Repeat the listing in full, preserving every character.

**Stored data:**
_ _ _ _ _

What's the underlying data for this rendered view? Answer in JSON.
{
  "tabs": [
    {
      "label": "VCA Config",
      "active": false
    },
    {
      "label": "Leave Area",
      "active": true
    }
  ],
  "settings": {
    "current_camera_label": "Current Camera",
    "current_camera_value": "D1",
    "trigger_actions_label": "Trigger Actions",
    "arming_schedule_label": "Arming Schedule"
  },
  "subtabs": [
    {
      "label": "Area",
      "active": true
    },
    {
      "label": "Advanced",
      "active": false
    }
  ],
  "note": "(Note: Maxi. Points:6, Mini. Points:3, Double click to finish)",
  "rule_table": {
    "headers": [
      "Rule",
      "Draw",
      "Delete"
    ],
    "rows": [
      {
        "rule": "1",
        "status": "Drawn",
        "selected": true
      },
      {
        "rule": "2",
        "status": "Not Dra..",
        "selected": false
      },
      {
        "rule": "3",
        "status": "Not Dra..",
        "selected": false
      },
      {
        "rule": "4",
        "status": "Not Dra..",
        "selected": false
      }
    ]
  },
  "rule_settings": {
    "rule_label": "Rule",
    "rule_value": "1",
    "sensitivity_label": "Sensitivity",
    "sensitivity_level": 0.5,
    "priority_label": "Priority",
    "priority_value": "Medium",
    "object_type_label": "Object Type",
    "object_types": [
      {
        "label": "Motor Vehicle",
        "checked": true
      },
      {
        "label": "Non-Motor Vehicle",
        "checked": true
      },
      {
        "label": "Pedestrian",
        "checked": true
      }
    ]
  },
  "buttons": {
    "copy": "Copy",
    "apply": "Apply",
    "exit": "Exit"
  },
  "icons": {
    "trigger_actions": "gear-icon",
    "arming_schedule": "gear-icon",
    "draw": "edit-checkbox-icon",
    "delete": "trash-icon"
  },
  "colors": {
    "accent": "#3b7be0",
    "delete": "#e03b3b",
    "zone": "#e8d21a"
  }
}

_ _ _ _ _

**RESPONSE:**
What's the underlying data for this rendered view? Answer in JSON.
{
  "tabs": [
    {
      "label": "VCA Config",
      "active": false
    },
    {
      "label": "Leave Area",
      "active": true
    }
  ],
  "settings": {
    "current_camera_label": "Current Camera",
    "current_camera_value": "D1",
    "trigger_actions_label": "Trigger Actions",
    "arming_schedule_label": "Arming Schedule"
  },
  "subtabs": [
    {
      "label": "Area",
      "active": true
    },
    {
      "label": "Advanced",
      "active": false
    }
  ],
  "note": "(Note: Maxi. Points:6, Mini. Points:3, Double click to finish)",
  "rule_table": {
    "headers": [
      "Rule",
      "Draw",
      "Delete"
    ],
    "rows": [
      {
        "rule": "1",
        "status": "Drawn",
        "selected": true
      },
      {
        "rule": "2",
        "status": "Not Dra..",
        "selected": false
      },
      {
        "rule": "3",
        "status": "Not Dra..",
        "selected": false
      },
      {
        "rule": "4",
        "status": "Not Dra..",
        "selected": false
      }
    ]
  },
  "rule_settings": {
    "rule_label": "Rule",
    "rule_value": "1",
    "sensitivity_label": "Sensitivity",
    "sensitivity_level": 0.5,
    "priority_label": "Priority",
    "priority_value": "Medium",
    "object_type_label": "Object Type",
    "object_types": [
      {
        "label": "Motor Vehicle",
        "checked": true
      },
      {
        "label": "Non-Motor Vehicle",
        "checked": true
      },
      {
        "label": "Pedestrian",
        "checked": true
      }
    ]
  },
  "buttons": {
    "copy": "Copy",
    "apply": "Apply",
    "exit": "Exit"
  },
  "icons": {
    "trigger_actions": "gear-icon",
    "arming_schedule": "gear-icon",
    "draw": "edit-checkbox-icon",
    "delete": "trash-icon"
  },
  "colors": {
    "accent": "#3b7be0",
    "delete": "#e03b3b",
    "zone": "#e8d21a"
  }
}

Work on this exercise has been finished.